◆ PROBLEM DETAILS ◆
The result should be every line in the data below that carries the string "this".

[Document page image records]
*****

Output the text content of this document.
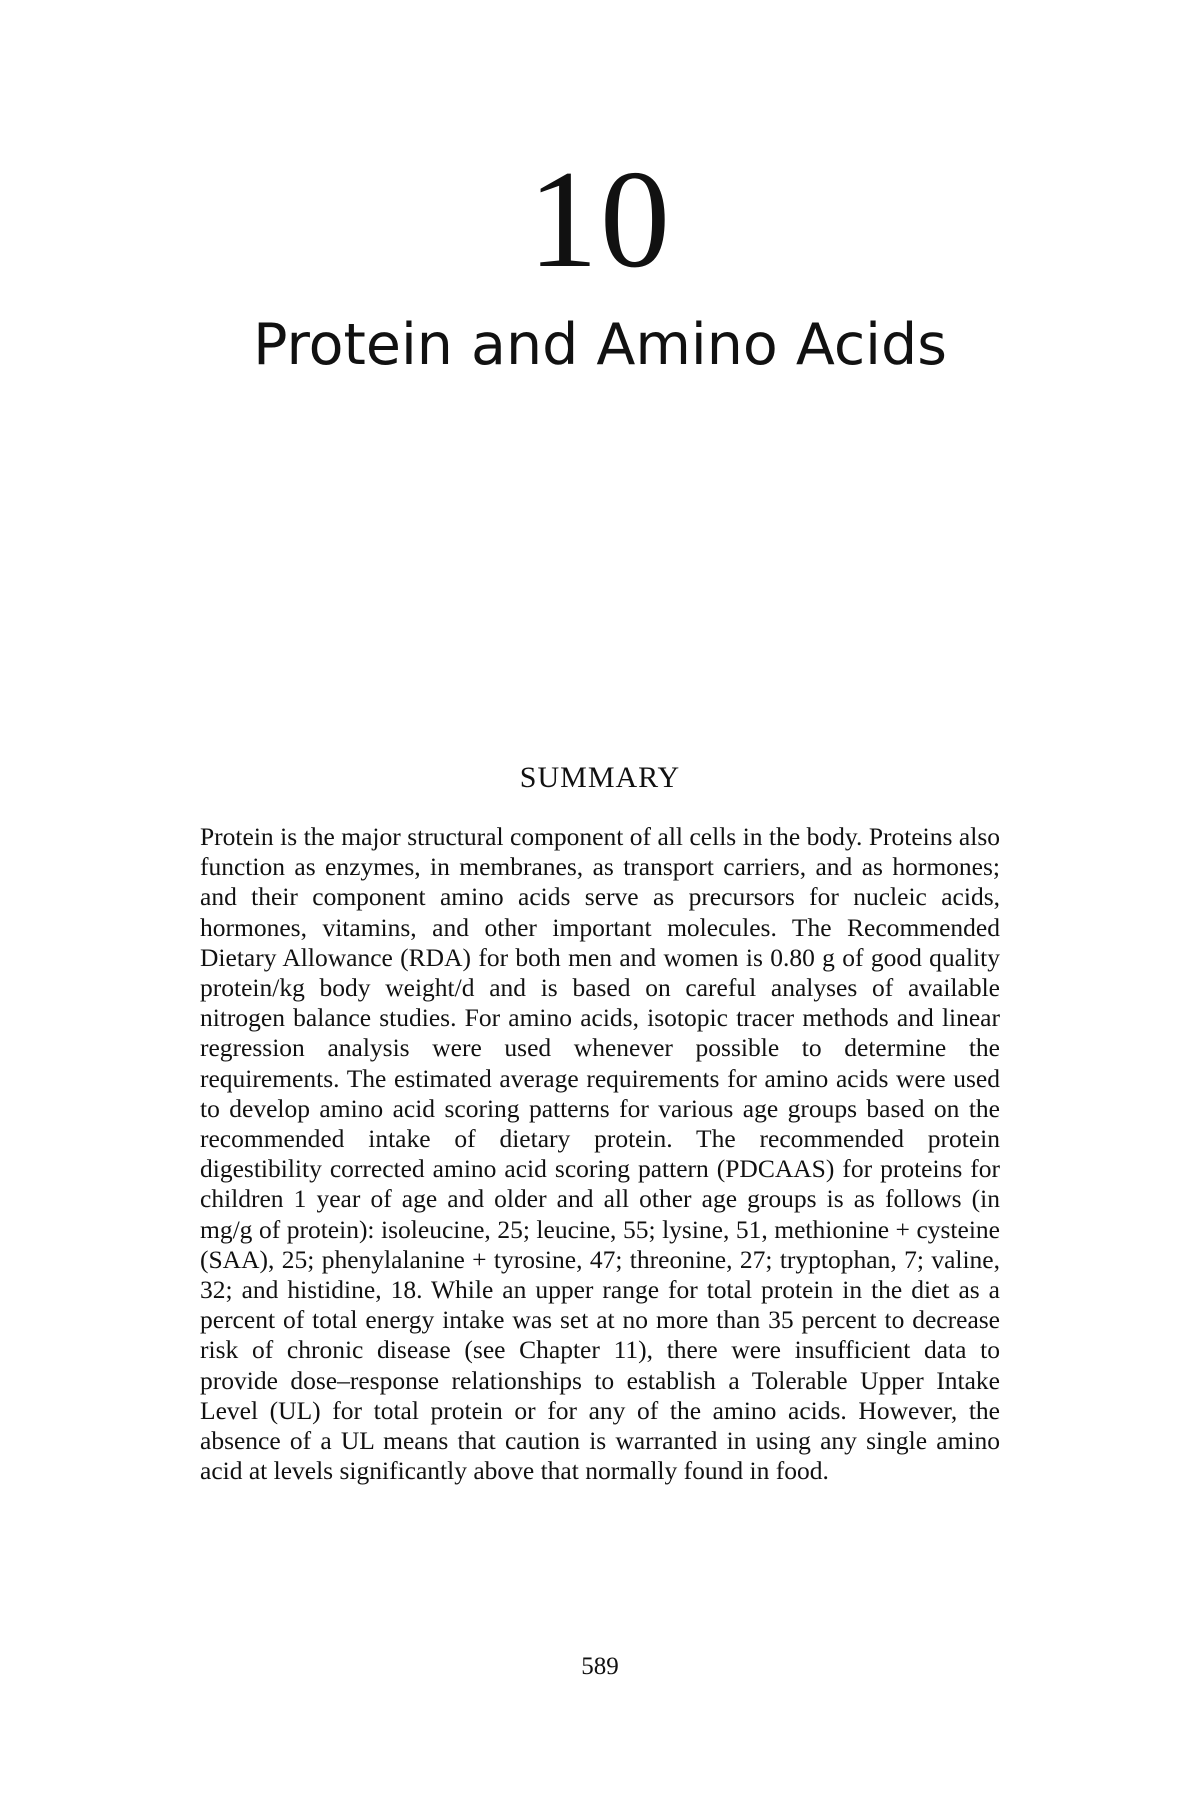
10
Protein and Amino Acids
SUMMARY

Protein is the major structural component of all cells in the body. Proteins also function as enzymes, in membranes, as transport carriers, and as hormones; and their component amino acids serve as precursors for nucleic acids, hormones, vitamins, and other important molecules. The Recommended Dietary Allowance (RDA) for both men and women is 0.80 g of good quality protein/kg body weight/d and is based on careful analyses of available nitrogen balance studies. For amino acids, isotopic tracer methods and linear regression analysis were used whenever possible to determine the requirements. The estimated average requirements for amino acids were used to develop amino acid scoring patterns for various age groups based on the recommended intake of dietary protein. The recommended protein digestibility corrected amino acid scoring pattern (PDCAAS) for proteins for children 1 year of age and older and all other age groups is as follows (in mg/g of protein): isoleucine, 25; leucine, 55; lysine, 51, methionine + cysteine (SAA), 25; phenylalanine + tyrosine, 47; threonine, 27; tryptophan, 7; valine, 32; and histidine, 18. While an upper range for total protein in the diet as a percent of total energy intake was set at no more than 35 percent to decrease risk of chronic disease (see Chapter 11), there were insufficient data to provide dose–response relationships to establish a Tolerable Upper Intake Level (UL) for total protein or for any of the amino acids. However, the absence of a UL means that caution is warranted in using any single amino acid at levels significantly above that normally found in food.

589
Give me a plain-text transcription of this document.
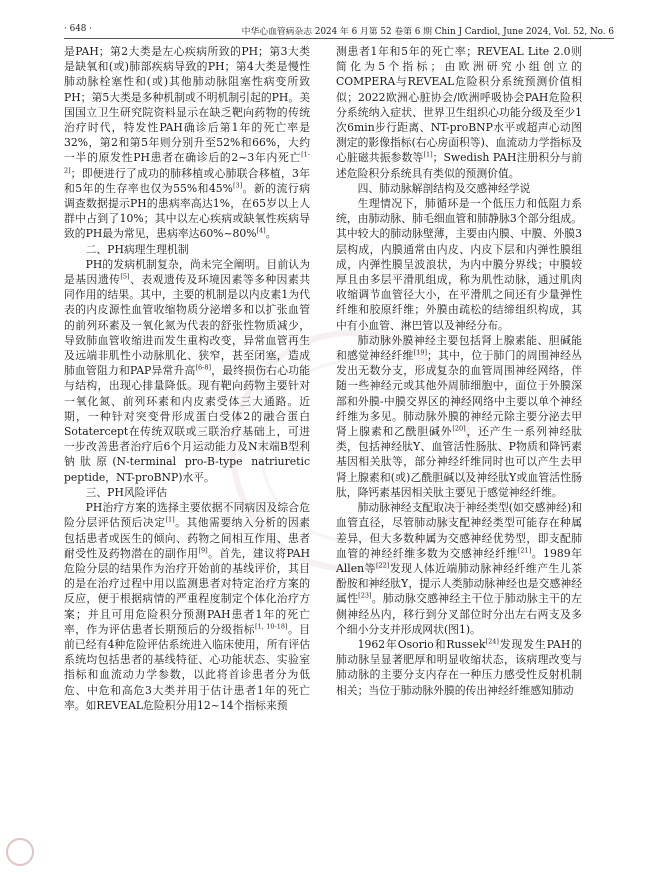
· 648 ·	中华心血管病杂志 2024 年 6 月第 52 卷第 6 期 Chin J Cardiol, June 2024, Vol. 52, No. 6

是PAH；第2大类是左心疾病所致的PH；第3大类是缺氧和(或)肺部疾病导致的PH；第4大类是慢性肺动脉栓塞性和(或)其他肺动脉阻塞性病变所致PH；第5大类是多种机制或不明机制引起的PH。美国国立卫生研究院资料显示在缺乏靶向药物的传统治疗时代，特发性PAH确诊后第1年的死亡率是32%，第2和第5年则分别升至52%和66%，大约一半的原发性PH患者在确诊后的2~3年内死亡[1-2]；即便进行了成功的肺移植或心肺联合移植，3年和5年的生存率也仅为55%和45%[3]。新的流行病调查数据提示PH的患病率高达1%，在65岁以上人群中占到了10%；其中以左心疾病或缺氧性疾病导致的PH最为常见，患病率达60%~80%[4]。

二、PH病理生理机制

PH的发病机制复杂，尚未完全阐明。目前认为是基因遗传[5]、表观遗传及环境因素等多种因素共同作用的结果。其中，主要的机制是以内皮素1为代表的内皮源性血管收缩物质分泌增多和以扩张血管的前列环素及一氧化氮为代表的舒张性物质减少，导致肺血管收缩进而发生重构改变，异常血管再生及远端非肌性小动脉肌化、狭窄，甚至闭塞，造成肺血管阻力和PAP异常升高[6-8]，最终损伤右心功能与结构，出现心排量降低。现有靶向药物主要针对一氧化氮、前列环素和内皮素受体三大通路。近期，一种针对突变骨形成蛋白受体2的融合蛋白Sotatercept在传统双联或三联治疗基础上，可进一步改善患者治疗后6个月运动能力及N末端B型利钠肽原(N-terminal pro-B-type natriuretic peptide，NT-proBNP)水平。

三、PH风险评估

PH治疗方案的选择主要依据不同病因及综合危险分层评估预后决定[1]。其他需要纳入分析的因素包括患者或医生的倾向、药物之间相互作用、患者耐受性及药物潜在的副作用[9]。首先，建议将PAH危险分层的结果作为治疗开始前的基线评价，其目的是在治疗过程中用以监测患者对特定治疗方案的反应，便于根据病情的严重程度制定个体化治疗方案；并且可用危险积分预测PAH患者1年的死亡率，作为评估患者长期预后的分级指标[1, 10-18]。目前已经有4种危险评估系统进入临床使用，所有评估系统均包括患者的基线特征、心功能状态、实验室指标和血流动力学参数，以此将首诊患者分为低危、中危和高危3大类并用于估计患者1年的死亡率。如REVEAL危险积分用12~14个指标来预

测患者1年和5年的死亡率；REVEAL Lite 2.0则简化为5个指标；由欧洲研究小组创立的COMPERA与REVEAL危险积分系统预测价值相似；2022欧洲心脏协会/欧洲呼吸协会PAH危险积分系统纳入症状、世界卫生组织心功能分级及至少1次6min步行距离、NT-proBNP水平或超声心动图测定的影像指标(右心房面积等)、血流动力学指标及心脏磁共振参数等[1]；Swedish PAH注册积分与前述危险积分系统具有类似的预测价值。

四、肺动脉解剖结构及交感神经学说

生理情况下，肺循环是一个低压力和低阻力系统，由肺动脉、肺毛细血管和肺静脉3个部分组成。其中较大的肺动脉壁薄，主要由内膜、中膜、外膜3层构成，内膜通常由内皮、内皮下层和内弹性膜组成，内弹性膜呈波浪状，为内中膜分界线；中膜较厚且由多层平滑肌组成，称为肌性动脉，通过肌肉收缩调节血管径大小，在平滑肌之间还有少量弹性纤维和胶原纤维；外膜由疏松的结缔组织构成，其中有小血管、淋巴管以及神经分布。

肺动脉外膜神经主要包括肾上腺素能、胆碱能和感觉神经纤维[19]；其中，位于肺门的周围神经丛发出无数分支，形成复杂的血管周围神经网络，伴随一些神经元或其他外周肺细胞中，面位于外膜深部和外膜-中膜交界区的神经网络中主要以单个神经纤维为多见。肺动脉外膜的神经元除主要分泌去甲肾上腺素和乙酰胆碱外[20]，还产生一系列神经肽类，包括神经肽Y、血管活性肠肽、P物质和降钙素基因相关肽等，部分神经纤维同时也可以产生去甲肾上腺素和(或)乙酰胆碱以及神经肽Y或血管活性肠肽，降钙素基因相关肽主要见于感觉神经纤维。

肺动脉神经支配取决于神经类型(如交感神经)和血管直径，尽管肺动脉支配神经类型可能存在种属差异，但大多数种属为交感神经优势型，即支配肺血管的神经纤维多数为交感神经纤维[21]。1989年Allen等[22]发现人体近端肺动脉神经纤维产生儿茶酚胺和神经肽Y，提示人类肺动脉神经也是交感神经属性[23]。肺动脉交感神经主干位于肺动脉主干的左侧神经丛内，移行到分叉部位时分出左右两支及多个细小分支并形成网状(图1)。

1962年Osorio和Russek[24]发现发生PAH的肺动脉呈显著肥厚和明显收缩状态，该病理改变与肺动脉的主要分支内存在一种压力感受性反射机制相关；当位于肺动脉外膜的传出神经纤维感知肺动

*****

◆ RESULT BELOW ◆
Output the text content of this document.
Give me a plain-text transcription of this document.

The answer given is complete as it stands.